* _Aim_
Repeat the full listing, word for word.

(Records from a collection)
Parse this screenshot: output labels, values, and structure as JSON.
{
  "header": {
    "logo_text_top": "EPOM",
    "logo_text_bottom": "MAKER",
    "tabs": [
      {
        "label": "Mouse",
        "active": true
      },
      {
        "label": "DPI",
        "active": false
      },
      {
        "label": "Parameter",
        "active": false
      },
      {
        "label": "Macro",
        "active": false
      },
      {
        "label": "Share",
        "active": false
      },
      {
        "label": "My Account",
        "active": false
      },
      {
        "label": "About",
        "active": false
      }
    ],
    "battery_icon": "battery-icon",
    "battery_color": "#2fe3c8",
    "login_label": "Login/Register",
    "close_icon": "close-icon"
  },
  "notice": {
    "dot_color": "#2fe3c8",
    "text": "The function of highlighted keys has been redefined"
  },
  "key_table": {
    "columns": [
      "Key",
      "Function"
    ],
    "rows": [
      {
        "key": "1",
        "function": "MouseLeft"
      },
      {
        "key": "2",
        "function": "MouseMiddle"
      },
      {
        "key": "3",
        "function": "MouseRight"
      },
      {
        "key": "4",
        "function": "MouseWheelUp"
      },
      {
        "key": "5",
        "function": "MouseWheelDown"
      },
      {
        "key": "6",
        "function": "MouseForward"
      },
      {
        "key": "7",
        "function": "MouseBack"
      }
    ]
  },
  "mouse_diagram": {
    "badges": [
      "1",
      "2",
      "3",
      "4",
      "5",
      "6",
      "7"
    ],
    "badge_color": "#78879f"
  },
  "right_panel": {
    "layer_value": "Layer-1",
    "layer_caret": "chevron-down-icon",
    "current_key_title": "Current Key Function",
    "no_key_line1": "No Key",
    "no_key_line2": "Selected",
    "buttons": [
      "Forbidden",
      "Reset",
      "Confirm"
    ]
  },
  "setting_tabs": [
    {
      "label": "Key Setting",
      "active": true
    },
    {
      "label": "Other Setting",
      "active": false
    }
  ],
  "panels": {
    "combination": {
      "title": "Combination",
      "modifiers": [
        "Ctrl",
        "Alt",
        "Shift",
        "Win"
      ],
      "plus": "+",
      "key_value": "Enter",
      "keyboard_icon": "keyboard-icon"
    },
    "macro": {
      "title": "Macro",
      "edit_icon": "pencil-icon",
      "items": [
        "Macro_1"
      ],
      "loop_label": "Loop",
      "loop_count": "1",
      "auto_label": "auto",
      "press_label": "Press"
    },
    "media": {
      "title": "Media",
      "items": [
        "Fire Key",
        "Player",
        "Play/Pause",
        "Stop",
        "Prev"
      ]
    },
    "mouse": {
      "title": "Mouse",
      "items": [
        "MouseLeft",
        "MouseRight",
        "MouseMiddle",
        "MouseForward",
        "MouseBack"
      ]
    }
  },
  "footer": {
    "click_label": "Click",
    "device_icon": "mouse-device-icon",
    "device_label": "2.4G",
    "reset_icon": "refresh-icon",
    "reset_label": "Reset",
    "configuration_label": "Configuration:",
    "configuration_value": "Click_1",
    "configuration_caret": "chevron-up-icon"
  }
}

* _Solution to this exercise_
Parse this screenshot: output labels, values, and structure as JSON.
{
  "header": {
    "logo_text_top": "EPOM",
    "logo_text_bottom": "MAKER",
    "tabs": [
      {
        "label": "Mouse",
        "active": true
      },
      {
        "label": "DPI",
        "active": false
      },
      {
        "label": "Parameter",
        "active": false
      },
      {
        "label": "Macro",
        "active": false
      },
      {
        "label": "Share",
        "active": false
      },
      {
        "label": "My Account",
        "active": false
      },
      {
        "label": "About",
        "active": false
      }
    ],
    "battery_icon": "battery-icon",
    "battery_color": "#2fe3c8",
    "login_label": "Login/Register",
    "close_icon": "close-icon"
  },
  "notice": {
    "dot_color": "#2fe3c8",
    "text": "The function of highlighted keys has been redefined"
  },
  "key_table": {
    "columns": [
      "Key",
      "Function"
    ],
    "rows": [
      {
        "key": "1",
        "function": "MouseLeft"
      },
      {
        "key": "2",
        "function": "MouseMiddle"
      },
      {
        "key": "3",
        "function": "MouseRight"
      },
      {
        "key": "4",
        "function": "MouseWheelUp"
      },
      {
        "key": "5",
        "function": "MouseWheelDown"
      },
      {
        "key": "6",
        "function": "MouseForward"
      },
      {
        "key": "7",
        "function": "MouseBack"
      }
    ]
  },
  "mouse_diagram": {
    "badges": [
      "1",
      "2",
      "3",
      "4",
      "5",
      "6",
      "7"
    ],
    "badge_color": "#78879f"
  },
  "right_panel": {
    "layer_value": "Layer-1",
    "layer_caret": "chevron-down-icon",
    "current_key_title": "Current Key Function",
    "no_key_line1": "No Key",
    "no_key_line2": "Selected",
    "buttons": [
      "Forbidden",
      "Reset",
      "Confirm"
    ]
  },
  "setting_tabs": [
    {
      "label": "Key Setting",
      "active": true
    },
    {
      "label": "Other Setting",
      "active": false
    }
  ],
  "panels": {
    "combination": {
      "title": "Combination",
      "modifiers": [
        "Ctrl",
        "Alt",
        "Shift",
        "Win"
      ],
      "plus": "+",
      "key_value": "Enter",
      "keyboard_icon": "keyboard-icon"
    },
    "macro": {
      "title": "Macro",
      "edit_icon": "pencil-icon",
      "items": [
        "Macro_1"
      ],
      "loop_label": "Loop",
      "loop_count": "1",
      "auto_label": "auto",
      "press_label": "Press"
    },
    "media": {
      "title": "Media",
      "items": [
        "Fire Key",
        "Player",
        "Play/Pause",
        "Stop",
        "Prev"
      ]
    },
    "mouse": {
      "title": "Mouse",
      "items": [
        "MouseLeft",
        "MouseRight",
        "MouseMiddle",
        "MouseForward",
        "MouseBack"
      ]
    }
  },
  "footer": {
    "click_label": "Click",
    "device_icon": "mouse-device-icon",
    "device_label": "2.4G",
    "reset_icon": "refresh-icon",
    "reset_label": "Reset",
    "configuration_label": "Configuration:",
    "configuration_value": "Click_1",
    "configuration_caret": "chevron-up-icon"
  }
}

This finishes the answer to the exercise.